[begin Excerpted data]

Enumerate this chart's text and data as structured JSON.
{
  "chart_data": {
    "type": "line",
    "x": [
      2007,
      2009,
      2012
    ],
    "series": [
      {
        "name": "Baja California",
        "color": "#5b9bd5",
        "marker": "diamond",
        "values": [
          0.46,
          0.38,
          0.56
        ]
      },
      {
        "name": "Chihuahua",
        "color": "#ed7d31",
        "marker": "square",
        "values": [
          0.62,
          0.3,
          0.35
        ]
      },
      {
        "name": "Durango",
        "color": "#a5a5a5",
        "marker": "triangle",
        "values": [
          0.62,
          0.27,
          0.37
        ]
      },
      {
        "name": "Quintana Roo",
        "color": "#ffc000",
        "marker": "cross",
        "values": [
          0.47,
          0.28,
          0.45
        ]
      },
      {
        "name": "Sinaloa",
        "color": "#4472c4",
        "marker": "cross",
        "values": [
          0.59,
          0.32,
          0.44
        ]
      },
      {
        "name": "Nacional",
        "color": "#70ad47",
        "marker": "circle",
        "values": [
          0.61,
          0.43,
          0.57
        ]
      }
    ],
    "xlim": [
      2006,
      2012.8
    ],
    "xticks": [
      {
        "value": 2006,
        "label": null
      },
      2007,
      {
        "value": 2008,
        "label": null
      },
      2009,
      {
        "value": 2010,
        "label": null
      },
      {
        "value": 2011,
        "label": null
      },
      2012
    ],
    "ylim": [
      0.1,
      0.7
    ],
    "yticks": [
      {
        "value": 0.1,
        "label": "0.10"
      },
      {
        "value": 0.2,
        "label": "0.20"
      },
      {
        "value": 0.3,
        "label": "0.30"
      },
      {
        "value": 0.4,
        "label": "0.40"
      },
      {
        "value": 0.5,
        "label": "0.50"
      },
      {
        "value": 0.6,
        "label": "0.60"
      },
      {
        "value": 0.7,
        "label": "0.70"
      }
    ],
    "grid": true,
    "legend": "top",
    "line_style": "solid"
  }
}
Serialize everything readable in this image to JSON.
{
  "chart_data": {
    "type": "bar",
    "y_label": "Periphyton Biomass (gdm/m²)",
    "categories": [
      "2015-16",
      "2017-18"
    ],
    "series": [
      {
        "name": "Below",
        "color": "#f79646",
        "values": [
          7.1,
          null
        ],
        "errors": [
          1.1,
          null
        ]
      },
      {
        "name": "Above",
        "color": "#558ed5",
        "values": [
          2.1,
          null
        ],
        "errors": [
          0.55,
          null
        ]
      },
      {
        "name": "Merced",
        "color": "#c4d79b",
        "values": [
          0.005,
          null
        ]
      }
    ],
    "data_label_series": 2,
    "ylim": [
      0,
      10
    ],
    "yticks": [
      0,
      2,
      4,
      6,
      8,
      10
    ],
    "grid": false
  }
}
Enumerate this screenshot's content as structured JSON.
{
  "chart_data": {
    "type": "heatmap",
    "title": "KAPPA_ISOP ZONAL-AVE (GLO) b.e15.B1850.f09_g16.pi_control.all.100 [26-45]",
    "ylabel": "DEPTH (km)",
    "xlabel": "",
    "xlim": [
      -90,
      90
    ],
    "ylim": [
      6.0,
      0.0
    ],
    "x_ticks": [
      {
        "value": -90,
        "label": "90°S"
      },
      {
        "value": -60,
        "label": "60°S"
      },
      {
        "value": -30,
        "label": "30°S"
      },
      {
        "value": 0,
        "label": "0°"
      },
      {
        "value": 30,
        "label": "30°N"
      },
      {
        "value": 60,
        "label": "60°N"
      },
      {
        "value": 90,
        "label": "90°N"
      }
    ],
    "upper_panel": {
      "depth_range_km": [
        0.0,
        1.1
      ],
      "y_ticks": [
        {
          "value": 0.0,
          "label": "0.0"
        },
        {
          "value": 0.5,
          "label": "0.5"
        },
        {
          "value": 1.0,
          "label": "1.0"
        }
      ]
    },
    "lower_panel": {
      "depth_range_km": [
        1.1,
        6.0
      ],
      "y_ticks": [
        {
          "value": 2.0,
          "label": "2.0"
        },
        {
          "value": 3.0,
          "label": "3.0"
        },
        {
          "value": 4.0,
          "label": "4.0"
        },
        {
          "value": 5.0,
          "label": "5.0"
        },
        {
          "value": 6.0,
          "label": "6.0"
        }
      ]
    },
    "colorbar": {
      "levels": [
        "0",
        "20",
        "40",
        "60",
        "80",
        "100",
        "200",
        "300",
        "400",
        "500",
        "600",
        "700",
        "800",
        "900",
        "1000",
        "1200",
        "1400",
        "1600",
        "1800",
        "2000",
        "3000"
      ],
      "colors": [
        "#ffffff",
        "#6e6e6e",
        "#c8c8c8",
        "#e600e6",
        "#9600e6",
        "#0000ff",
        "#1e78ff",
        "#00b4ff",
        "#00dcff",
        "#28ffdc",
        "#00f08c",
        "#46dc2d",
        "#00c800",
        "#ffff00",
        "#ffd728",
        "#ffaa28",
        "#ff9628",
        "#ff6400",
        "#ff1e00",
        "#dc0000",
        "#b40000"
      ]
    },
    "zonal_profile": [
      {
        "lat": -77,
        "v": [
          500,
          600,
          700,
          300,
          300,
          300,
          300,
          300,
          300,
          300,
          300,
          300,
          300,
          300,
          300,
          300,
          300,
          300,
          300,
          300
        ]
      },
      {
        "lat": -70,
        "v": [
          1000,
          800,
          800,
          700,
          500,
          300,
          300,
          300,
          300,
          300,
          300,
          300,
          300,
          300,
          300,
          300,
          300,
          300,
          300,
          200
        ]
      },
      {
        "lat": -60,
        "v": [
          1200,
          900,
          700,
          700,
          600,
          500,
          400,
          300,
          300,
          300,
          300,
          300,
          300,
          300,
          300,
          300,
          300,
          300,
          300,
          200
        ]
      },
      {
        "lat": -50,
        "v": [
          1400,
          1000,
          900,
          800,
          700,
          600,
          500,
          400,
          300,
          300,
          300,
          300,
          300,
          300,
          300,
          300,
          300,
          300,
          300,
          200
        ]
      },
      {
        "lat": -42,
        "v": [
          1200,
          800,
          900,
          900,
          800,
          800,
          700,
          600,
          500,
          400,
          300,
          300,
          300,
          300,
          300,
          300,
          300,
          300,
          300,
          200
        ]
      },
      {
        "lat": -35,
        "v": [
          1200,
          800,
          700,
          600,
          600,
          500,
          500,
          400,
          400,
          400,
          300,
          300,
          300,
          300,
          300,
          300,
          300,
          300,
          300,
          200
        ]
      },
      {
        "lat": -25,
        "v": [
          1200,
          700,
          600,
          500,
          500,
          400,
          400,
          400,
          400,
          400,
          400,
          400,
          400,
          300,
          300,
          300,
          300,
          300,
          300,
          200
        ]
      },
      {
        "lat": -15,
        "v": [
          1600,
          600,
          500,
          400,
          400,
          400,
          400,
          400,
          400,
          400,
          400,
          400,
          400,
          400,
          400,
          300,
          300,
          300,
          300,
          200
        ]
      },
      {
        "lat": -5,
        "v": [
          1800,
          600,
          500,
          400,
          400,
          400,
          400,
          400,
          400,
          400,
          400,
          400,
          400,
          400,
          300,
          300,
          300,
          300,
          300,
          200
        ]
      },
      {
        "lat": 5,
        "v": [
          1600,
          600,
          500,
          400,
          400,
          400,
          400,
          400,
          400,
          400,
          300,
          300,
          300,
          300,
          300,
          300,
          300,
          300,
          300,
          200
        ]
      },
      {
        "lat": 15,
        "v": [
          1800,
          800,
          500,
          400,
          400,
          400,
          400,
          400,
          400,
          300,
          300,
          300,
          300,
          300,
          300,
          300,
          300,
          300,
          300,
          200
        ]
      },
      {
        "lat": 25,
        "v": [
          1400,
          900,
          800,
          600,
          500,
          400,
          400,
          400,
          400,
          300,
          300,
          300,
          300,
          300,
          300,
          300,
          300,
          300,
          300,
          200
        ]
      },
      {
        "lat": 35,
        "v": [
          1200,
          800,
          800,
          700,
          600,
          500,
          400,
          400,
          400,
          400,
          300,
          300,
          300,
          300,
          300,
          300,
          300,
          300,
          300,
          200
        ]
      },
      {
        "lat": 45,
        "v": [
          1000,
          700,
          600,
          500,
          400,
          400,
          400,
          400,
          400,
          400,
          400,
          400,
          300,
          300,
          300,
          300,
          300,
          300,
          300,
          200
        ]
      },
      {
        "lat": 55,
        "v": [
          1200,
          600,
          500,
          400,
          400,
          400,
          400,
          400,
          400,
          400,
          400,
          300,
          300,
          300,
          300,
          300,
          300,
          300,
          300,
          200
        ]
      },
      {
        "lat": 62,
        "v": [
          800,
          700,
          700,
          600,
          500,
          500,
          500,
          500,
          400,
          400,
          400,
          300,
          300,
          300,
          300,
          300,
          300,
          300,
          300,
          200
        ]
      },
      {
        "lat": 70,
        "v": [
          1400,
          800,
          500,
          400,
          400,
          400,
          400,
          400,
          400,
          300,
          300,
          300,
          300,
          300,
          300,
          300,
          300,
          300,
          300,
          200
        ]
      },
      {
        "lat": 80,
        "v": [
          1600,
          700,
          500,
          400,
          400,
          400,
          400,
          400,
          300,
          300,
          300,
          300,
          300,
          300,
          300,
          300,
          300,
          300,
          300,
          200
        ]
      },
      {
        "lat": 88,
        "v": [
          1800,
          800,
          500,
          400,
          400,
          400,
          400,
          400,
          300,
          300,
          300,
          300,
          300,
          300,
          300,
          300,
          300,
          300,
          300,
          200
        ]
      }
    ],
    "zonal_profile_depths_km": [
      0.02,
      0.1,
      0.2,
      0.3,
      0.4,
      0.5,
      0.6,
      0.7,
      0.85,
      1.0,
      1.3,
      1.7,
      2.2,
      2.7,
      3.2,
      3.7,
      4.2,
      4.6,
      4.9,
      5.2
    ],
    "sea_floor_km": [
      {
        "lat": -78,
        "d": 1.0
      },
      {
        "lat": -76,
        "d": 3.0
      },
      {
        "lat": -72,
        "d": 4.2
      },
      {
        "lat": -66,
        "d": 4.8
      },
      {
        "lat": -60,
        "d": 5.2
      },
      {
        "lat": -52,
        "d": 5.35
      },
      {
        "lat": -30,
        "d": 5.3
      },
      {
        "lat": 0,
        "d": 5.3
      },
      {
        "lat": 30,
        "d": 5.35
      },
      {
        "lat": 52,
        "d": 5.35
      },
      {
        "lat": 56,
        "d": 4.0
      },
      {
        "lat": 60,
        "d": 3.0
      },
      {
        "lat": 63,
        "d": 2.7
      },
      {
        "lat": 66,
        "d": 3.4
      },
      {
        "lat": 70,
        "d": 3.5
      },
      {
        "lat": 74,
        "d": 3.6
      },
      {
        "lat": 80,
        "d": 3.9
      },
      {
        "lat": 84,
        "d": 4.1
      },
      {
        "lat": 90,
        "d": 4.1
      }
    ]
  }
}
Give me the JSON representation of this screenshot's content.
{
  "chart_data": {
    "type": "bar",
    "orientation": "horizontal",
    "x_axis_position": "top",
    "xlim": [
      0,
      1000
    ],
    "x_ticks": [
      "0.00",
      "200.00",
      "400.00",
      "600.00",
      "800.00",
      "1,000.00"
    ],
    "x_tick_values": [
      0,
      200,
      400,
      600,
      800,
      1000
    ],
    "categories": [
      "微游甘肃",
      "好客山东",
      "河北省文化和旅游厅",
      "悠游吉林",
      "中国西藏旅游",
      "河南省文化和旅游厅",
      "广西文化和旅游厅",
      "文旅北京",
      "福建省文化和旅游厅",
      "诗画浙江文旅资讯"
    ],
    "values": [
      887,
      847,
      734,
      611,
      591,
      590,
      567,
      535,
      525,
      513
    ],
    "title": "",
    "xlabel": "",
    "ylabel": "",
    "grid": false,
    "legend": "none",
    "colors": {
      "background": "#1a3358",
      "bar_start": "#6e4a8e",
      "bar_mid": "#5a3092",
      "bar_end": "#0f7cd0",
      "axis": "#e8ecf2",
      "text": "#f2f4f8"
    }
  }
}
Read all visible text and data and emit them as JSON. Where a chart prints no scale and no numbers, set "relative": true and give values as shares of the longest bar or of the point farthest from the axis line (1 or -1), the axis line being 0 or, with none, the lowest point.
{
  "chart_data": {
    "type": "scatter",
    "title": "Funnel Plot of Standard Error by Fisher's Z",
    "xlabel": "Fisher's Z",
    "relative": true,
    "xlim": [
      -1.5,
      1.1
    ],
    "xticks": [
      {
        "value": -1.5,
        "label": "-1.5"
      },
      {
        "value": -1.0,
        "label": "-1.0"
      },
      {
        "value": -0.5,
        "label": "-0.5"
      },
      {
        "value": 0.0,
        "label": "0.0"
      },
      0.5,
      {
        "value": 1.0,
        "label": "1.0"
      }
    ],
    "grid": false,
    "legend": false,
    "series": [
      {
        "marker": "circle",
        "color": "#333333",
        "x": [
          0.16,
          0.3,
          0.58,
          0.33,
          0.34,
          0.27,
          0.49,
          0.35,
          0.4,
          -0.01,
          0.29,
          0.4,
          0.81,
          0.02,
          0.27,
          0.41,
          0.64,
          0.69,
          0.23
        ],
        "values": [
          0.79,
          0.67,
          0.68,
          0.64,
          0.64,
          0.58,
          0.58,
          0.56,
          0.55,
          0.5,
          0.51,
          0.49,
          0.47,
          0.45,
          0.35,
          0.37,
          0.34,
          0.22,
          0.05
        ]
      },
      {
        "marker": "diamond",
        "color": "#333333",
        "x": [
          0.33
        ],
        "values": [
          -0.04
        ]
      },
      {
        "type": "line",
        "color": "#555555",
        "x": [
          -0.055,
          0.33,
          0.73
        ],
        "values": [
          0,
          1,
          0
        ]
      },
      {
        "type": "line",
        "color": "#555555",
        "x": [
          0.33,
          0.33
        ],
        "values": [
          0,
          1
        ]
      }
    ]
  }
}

[end Excerpted data]

_Task details_
Copy every line above in which the string "screenshot" shows up.

_Answer to this problem_
Enumerate this screenshot's content as structured JSON.
Give me the JSON representation of this screenshot's content.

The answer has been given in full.